TASK REQUIREMENTS:
A - Transcribe the Hershey Public Schools article between "They were standing" and "of North Platte.", inclusive.
B - Answer these questions using the Hershey Public Schools article:
(i) In what month and year did the administration gather with its board for a retreat?
(ii) Who is the superintendent quoted?
(iii) How many miles west of North Platte is the school located?
C - How would you say this sentence from the Hershey Public Schools article in Spanish: "They were standing at the crossroads of social media and mental health, said Davis, and that was a little intimidating for the school located 20 miles west of North Platte."

TEXT BLOCK:
┄┄┄┄┄┄
Teaching Tomorrow: How Hershey Public Schools is shaping responsible Digital Citizens in the age of AI
Teaching Tomorrow: How Hershey Public Schools is shaping responsible Digital Citizens in the age of AI
By Tyler Dahlgren
When the Hershey Public Schools administration gathered with its board for a retreat in May 2024, talk turned to technology and, eventually, to the kind of young people the district hoped to send out into the world. The question wasn’t just how to handle cell phones, but how to prepare students for a digital world that’s evolving faster than any classroom curriculum.
“It was important for the board to know that our kids are going to be going out into the world and are going to need to have good digital citizenship skills,” said superintendent Jane Davis. “We wanted our stakeholders, our students, staff, and families, to learn what it means to be responsible, ethical, and safe online.”
They were standing at the crossroads of social media and mental health, said Davis, and that was a little intimidating for the school located 20 miles west of North Platte.
┄┄┄┄┄┄
INFORMATION GIVEN:
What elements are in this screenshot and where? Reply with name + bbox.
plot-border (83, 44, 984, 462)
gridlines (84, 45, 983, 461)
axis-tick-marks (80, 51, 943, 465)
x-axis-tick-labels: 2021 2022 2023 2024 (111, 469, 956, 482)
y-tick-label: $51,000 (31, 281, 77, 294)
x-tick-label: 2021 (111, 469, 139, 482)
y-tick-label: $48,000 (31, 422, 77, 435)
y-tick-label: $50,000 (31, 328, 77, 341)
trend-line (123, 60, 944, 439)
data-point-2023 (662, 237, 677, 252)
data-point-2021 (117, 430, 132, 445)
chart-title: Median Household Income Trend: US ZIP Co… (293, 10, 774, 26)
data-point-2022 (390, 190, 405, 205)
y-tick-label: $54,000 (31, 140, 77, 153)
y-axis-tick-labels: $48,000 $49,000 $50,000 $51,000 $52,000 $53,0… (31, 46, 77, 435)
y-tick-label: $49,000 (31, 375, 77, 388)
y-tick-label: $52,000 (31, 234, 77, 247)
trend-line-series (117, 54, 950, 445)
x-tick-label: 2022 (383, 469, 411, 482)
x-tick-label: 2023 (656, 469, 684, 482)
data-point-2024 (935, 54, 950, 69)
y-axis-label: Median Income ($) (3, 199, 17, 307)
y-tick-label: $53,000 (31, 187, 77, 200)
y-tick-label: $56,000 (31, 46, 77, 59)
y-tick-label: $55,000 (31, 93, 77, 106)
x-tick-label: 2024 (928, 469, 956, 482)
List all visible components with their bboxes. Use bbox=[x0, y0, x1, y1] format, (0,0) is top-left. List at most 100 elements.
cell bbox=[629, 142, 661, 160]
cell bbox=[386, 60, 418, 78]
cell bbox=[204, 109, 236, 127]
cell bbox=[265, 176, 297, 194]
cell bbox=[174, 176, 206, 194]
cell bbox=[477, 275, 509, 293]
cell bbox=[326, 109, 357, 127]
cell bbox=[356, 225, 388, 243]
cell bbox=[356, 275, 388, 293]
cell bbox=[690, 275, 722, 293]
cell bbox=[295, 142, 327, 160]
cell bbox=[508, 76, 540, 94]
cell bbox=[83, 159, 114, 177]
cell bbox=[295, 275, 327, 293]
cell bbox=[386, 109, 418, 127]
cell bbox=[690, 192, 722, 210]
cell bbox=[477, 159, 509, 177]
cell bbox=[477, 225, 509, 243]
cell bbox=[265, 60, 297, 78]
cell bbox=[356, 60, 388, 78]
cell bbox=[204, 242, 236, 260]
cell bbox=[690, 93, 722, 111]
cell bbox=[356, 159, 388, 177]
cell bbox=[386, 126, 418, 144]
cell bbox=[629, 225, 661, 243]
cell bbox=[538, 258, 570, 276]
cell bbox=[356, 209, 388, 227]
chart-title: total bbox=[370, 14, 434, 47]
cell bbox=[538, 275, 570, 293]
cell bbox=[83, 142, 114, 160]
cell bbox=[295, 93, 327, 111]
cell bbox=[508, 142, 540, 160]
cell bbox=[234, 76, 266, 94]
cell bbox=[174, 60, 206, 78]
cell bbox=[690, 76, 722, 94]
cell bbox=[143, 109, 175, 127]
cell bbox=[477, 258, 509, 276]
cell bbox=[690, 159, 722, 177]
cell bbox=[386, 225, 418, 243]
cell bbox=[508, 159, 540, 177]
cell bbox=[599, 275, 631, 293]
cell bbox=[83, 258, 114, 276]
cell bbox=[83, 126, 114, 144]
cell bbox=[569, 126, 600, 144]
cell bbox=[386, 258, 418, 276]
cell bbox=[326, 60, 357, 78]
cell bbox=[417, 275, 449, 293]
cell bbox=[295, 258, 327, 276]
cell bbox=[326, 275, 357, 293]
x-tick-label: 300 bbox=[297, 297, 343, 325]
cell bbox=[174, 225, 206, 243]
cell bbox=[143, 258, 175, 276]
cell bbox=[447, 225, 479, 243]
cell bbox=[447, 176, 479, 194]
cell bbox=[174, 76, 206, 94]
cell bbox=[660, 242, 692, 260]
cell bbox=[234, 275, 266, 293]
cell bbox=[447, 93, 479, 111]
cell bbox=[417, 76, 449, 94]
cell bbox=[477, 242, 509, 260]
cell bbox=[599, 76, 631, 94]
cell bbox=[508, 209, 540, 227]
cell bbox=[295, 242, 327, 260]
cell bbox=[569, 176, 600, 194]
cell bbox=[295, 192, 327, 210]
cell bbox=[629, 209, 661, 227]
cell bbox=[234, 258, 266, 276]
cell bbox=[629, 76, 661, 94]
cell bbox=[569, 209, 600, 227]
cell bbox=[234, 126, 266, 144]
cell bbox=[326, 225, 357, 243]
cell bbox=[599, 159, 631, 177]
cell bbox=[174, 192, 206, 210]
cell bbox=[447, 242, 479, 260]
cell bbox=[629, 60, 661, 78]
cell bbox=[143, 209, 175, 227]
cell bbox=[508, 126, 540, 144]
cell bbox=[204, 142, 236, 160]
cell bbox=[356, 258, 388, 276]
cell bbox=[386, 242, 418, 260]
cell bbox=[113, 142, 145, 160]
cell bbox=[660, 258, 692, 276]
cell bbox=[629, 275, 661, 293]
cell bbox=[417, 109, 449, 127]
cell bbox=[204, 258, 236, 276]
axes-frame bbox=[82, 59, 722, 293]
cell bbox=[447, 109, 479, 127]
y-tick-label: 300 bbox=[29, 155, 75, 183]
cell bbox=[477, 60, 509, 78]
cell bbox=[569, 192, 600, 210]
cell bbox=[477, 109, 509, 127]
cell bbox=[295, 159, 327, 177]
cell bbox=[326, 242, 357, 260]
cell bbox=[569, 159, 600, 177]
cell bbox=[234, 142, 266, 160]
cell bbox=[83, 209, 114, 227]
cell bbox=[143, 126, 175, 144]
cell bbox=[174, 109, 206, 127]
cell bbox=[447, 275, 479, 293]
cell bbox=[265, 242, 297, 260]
┄┄┄┄┄┄
SOLUTIONS TO EACH TASK:
A -
They were standing at the crossroads of social media and mental health, said Davis, and that was a little intimidating for the school located 20 miles west of North Platte.

B -
(i) May 2024
(ii) Jane Davis
(iii) 20 miles

C - Estaban en la encrucijada entre las redes sociales y la salud mental, dijo Davis, y eso resultaba un poco intimidante para la escuela ubicada a 20 millas al oeste de North Platte.